### TASK DIRECTIONS
Some lines of these records may hold the word "Ocean"; state how many, using only the number.

### THE RECORDS
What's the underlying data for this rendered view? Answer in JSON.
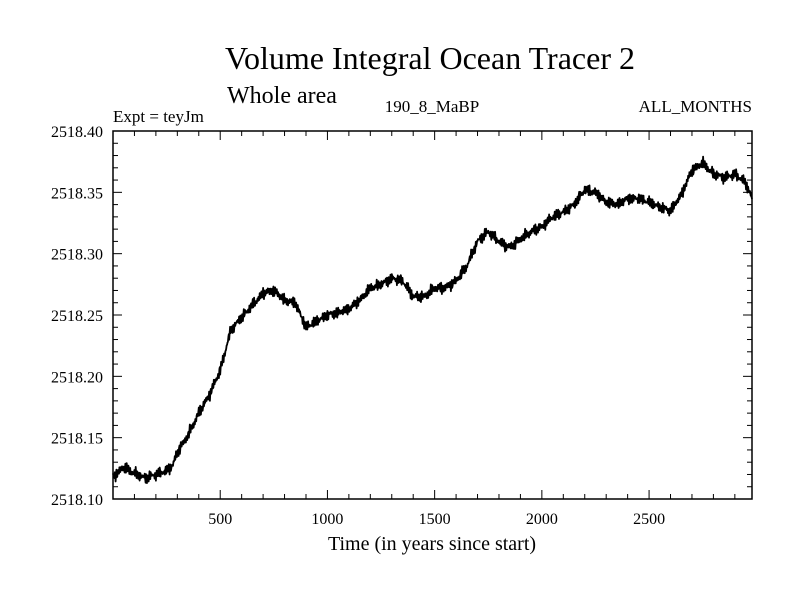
{
  "chart_data": {
    "type": "line",
    "title": "Volume Integral Ocean Tracer 2",
    "subtitle": "Whole area",
    "annotations": {
      "left": "Expt = teyJm",
      "center": "190_8_MaBP",
      "right": "ALL_MONTHS"
    },
    "xlabel": "Time (in years since start)",
    "ylabel": "",
    "xlim": [
      0,
      2980
    ],
    "ylim": [
      2518.1,
      2518.4
    ],
    "x_ticks": [
      500,
      1000,
      1500,
      2000,
      2500
    ],
    "y_ticks": [
      2518.1,
      2518.15,
      2518.2,
      2518.25,
      2518.3,
      2518.35,
      2518.4
    ],
    "grid": false,
    "series": [
      {
        "name": "Ocean Tracer 2",
        "x": [
          0,
          50,
          100,
          150,
          200,
          250,
          280,
          300,
          350,
          400,
          450,
          500,
          550,
          600,
          650,
          700,
          750,
          800,
          850,
          900,
          950,
          1000,
          1050,
          1100,
          1150,
          1200,
          1250,
          1300,
          1350,
          1400,
          1450,
          1500,
          1550,
          1600,
          1650,
          1700,
          1750,
          1800,
          1850,
          1900,
          1950,
          2000,
          2050,
          2100,
          2150,
          2200,
          2250,
          2300,
          2350,
          2400,
          2450,
          2500,
          2550,
          2600,
          2650,
          2700,
          2750,
          2800,
          2850,
          2900,
          2950,
          2980
        ],
        "values": [
          2518.118,
          2518.126,
          2518.121,
          2518.117,
          2518.12,
          2518.123,
          2518.128,
          2518.138,
          2518.152,
          2518.17,
          2518.185,
          2518.205,
          2518.238,
          2518.248,
          2518.258,
          2518.268,
          2518.27,
          2518.262,
          2518.26,
          2518.24,
          2518.245,
          2518.25,
          2518.252,
          2518.255,
          2518.262,
          2518.272,
          2518.275,
          2518.28,
          2518.278,
          2518.265,
          2518.265,
          2518.272,
          2518.272,
          2518.278,
          2518.29,
          2518.31,
          2518.318,
          2518.31,
          2518.305,
          2518.312,
          2518.318,
          2518.322,
          2518.33,
          2518.334,
          2518.34,
          2518.352,
          2518.35,
          2518.342,
          2518.34,
          2518.345,
          2518.345,
          2518.342,
          2518.338,
          2518.335,
          2518.348,
          2518.368,
          2518.374,
          2518.365,
          2518.362,
          2518.365,
          2518.358,
          2518.345
        ]
      }
    ]
  }
}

### ANSWER BELOW
2